▸ Aim of the task
Each line that follows should be printed again exactly as it stands.

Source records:
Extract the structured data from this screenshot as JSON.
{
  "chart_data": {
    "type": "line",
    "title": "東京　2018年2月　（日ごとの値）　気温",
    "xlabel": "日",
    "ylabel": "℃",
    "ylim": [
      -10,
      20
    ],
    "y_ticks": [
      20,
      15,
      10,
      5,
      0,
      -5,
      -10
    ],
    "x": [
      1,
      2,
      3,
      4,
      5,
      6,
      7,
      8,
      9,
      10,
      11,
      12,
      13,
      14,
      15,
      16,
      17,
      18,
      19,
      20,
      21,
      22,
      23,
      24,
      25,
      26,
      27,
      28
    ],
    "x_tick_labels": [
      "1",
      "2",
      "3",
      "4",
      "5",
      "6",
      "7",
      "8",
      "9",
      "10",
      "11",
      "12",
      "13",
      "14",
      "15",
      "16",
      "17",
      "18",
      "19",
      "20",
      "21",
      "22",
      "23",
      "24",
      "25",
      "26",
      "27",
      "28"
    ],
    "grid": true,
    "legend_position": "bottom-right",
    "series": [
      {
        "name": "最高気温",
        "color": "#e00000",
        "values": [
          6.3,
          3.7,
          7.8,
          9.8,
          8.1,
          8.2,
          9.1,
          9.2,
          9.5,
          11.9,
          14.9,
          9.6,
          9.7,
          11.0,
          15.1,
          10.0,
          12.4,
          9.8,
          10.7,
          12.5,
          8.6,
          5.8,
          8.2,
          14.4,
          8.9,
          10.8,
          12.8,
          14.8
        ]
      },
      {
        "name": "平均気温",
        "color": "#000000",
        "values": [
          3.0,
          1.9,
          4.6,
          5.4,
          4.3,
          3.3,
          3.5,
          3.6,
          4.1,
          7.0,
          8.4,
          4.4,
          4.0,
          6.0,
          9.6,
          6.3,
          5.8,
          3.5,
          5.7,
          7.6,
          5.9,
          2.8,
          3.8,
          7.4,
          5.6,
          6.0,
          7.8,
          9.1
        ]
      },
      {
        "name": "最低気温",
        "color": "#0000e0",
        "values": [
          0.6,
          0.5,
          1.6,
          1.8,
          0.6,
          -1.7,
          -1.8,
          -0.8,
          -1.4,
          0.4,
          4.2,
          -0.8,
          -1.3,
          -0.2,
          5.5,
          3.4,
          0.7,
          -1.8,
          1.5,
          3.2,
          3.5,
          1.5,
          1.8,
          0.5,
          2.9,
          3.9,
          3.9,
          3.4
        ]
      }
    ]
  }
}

▸ Task answer
Extract the structured data from this screenshot as JSON.
{
  "chart_data": {
    "type": "line",
    "title": "東京　2018年2月　（日ごとの値）　気温",
    "xlabel": "日",
    "ylabel": "℃",
    "ylim": [
      -10,
      20
    ],
    "y_ticks": [
      20,
      15,
      10,
      5,
      0,
      -5,
      -10
    ],
    "x": [
      1,
      2,
      3,
      4,
      5,
      6,
      7,
      8,
      9,
      10,
      11,
      12,
      13,
      14,
      15,
      16,
      17,
      18,
      19,
      20,
      21,
      22,
      23,
      24,
      25,
      26,
      27,
      28
    ],
    "x_tick_labels": [
      "1",
      "2",
      "3",
      "4",
      "5",
      "6",
      "7",
      "8",
      "9",
      "10",
      "11",
      "12",
      "13",
      "14",
      "15",
      "16",
      "17",
      "18",
      "19",
      "20",
      "21",
      "22",
      "23",
      "24",
      "25",
      "26",
      "27",
      "28"
    ],
    "grid": true,
    "legend_position": "bottom-right",
    "series": [
      {
        "name": "最高気温",
        "color": "#e00000",
        "values": [
          6.3,
          3.7,
          7.8,
          9.8,
          8.1,
          8.2,
          9.1,
          9.2,
          9.5,
          11.9,
          14.9,
          9.6,
          9.7,
          11.0,
          15.1,
          10.0,
          12.4,
          9.8,
          10.7,
          12.5,
          8.6,
          5.8,
          8.2,
          14.4,
          8.9,
          10.8,
          12.8,
          14.8
        ]
      },
      {
        "name": "平均気温",
        "color": "#000000",
        "values": [
          3.0,
          1.9,
          4.6,
          5.4,
          4.3,
          3.3,
          3.5,
          3.6,
          4.1,
          7.0,
          8.4,
          4.4,
          4.0,
          6.0,
          9.6,
          6.3,
          5.8,
          3.5,
          5.7,
          7.6,
          5.9,
          2.8,
          3.8,
          7.4,
          5.6,
          6.0,
          7.8,
          9.1
        ]
      },
      {
        "name": "最低気温",
        "color": "#0000e0",
        "values": [
          0.6,
          0.5,
          1.6,
          1.8,
          0.6,
          -1.7,
          -1.8,
          -0.8,
          -1.4,
          0.4,
          4.2,
          -0.8,
          -1.3,
          -0.2,
          5.5,
          3.4,
          0.7,
          -1.8,
          1.5,
          3.2,
          3.5,
          1.5,
          1.8,
          0.5,
          2.9,
          3.9,
          3.9,
          3.4
        ]
      }
    ]
  }
}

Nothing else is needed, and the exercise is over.